» **TEXT SEGMENT**:
-------------------------

It’s a legal Who’s Who of late nineteenth and early twentieth century England. Salter himself was called to the Bar at Lincoln’s Inn in 1874, although he never practiced. His Greek texts remained in the family until the death of my father, himself a Classics scholar and lecturer. Hooray for the Totle!

Aristotle, Museo Nazionale Romano, Rome
Roman 2nd century BC copy of a Greek 4th century BC original

Saturday 5 May 2012

COLONEL WILLIAM MASSY BAKER (c1759-1829) AND THE WOMEN IN HIS LIFE


Why do I write about all these people? Sometimes it’s because I know they have a story worth telling. Sometimes I pick on someone precisely because I know nothing about them – it’s a way of forcing myself to look deeper into their lives. Sometimes you think there just must be a story, and only by starting to write can you tease it out of them – it’s like thinking aloud to know what you’re thinking.

-------------------------

» **TRY IT**:
Write out the blog passage word for word, starting with "It’s a legal" and going on through "for the Totle!".

» **Excerpts from a dataset**:
-------------------------

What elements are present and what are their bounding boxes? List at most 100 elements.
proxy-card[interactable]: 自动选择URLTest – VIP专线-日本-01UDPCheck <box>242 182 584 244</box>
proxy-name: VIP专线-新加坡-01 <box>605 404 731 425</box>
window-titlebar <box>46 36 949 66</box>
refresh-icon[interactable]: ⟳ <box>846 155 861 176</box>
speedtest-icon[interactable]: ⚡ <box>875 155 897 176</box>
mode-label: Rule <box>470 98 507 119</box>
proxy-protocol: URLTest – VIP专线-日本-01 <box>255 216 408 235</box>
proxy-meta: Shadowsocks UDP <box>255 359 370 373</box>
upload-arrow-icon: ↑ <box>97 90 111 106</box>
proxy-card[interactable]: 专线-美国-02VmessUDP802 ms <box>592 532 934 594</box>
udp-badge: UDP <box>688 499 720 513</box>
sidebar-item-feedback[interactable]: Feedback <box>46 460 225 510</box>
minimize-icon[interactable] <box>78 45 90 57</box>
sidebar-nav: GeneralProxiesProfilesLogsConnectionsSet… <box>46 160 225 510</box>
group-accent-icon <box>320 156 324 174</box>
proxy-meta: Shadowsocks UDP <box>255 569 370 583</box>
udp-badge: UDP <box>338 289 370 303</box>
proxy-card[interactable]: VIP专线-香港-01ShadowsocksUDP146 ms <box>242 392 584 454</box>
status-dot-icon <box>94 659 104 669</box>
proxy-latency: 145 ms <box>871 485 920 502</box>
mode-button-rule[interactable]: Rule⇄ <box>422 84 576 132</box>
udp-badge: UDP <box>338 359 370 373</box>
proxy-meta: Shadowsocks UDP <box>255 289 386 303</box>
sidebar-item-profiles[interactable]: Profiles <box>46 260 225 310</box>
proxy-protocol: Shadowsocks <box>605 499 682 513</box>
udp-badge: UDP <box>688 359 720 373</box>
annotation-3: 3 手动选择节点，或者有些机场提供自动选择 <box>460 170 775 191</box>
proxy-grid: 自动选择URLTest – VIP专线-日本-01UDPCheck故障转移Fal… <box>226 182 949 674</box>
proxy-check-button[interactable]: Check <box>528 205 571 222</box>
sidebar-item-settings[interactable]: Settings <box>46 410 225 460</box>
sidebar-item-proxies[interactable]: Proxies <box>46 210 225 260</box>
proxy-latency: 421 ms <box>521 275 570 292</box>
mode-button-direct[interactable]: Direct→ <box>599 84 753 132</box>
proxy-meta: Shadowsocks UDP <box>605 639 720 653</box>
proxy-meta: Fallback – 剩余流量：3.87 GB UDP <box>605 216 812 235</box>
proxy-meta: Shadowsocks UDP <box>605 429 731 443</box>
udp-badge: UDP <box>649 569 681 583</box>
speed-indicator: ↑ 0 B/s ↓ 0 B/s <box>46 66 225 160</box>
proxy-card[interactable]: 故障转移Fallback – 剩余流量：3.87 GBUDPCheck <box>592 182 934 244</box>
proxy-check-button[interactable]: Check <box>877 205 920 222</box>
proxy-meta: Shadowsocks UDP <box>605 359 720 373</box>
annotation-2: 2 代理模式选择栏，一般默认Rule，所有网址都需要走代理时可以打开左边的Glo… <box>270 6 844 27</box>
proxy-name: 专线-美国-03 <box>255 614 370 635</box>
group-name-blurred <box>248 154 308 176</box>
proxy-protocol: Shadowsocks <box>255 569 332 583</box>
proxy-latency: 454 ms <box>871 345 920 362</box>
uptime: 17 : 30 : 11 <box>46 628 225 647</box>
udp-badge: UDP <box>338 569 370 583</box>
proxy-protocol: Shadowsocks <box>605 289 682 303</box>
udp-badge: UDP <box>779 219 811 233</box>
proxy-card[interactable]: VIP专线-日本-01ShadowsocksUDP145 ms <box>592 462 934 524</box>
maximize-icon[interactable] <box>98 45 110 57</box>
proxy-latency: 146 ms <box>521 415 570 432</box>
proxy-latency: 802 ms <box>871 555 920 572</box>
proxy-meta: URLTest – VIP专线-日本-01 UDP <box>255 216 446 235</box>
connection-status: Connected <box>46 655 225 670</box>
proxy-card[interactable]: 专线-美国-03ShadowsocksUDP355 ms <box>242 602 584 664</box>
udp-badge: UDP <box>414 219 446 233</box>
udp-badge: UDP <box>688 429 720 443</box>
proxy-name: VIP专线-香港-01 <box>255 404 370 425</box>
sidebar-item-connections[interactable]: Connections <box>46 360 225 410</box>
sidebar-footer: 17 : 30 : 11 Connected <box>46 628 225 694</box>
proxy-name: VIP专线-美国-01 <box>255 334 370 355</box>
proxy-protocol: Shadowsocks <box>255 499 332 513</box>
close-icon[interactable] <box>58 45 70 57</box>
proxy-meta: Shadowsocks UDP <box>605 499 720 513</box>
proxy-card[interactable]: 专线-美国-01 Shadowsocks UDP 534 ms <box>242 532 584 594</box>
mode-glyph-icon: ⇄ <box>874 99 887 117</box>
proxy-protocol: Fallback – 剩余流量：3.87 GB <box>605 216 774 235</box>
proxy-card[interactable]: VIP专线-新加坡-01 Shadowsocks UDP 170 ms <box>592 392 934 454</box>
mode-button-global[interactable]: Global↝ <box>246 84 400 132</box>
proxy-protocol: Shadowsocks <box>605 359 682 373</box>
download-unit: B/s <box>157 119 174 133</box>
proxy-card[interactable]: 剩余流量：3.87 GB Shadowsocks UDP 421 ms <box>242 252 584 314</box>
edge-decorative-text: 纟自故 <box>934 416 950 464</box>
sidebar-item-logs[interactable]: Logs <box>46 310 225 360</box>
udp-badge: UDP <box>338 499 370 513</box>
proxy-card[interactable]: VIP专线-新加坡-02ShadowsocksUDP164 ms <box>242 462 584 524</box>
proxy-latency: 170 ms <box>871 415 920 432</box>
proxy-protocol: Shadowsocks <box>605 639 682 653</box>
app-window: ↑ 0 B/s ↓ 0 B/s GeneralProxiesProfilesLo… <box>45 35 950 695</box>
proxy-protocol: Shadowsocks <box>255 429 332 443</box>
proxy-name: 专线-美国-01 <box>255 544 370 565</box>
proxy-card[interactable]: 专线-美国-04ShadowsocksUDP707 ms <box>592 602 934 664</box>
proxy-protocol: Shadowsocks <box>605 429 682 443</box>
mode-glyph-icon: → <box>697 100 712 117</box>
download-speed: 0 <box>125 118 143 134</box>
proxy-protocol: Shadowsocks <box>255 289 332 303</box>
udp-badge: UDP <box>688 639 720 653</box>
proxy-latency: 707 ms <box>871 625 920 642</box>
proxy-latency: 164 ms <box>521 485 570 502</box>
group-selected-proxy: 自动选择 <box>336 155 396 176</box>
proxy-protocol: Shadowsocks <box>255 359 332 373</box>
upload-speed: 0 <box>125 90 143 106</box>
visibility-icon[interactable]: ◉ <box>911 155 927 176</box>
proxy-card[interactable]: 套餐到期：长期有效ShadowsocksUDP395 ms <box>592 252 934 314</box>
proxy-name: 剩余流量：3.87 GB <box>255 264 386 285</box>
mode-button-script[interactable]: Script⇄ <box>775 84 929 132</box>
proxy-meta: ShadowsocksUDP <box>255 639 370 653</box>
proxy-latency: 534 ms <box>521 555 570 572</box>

-------------------------

» **SOLUTION**:
It’s a legal Who’s Who of late nineteenth and early twentieth century England. Salter himself was called to the Bar at Lincoln’s Inn in 1874, although he never practiced. His Greek texts remained in the family until the death of my father, himself a Classics scholar and lecturer. Hooray for the Totle!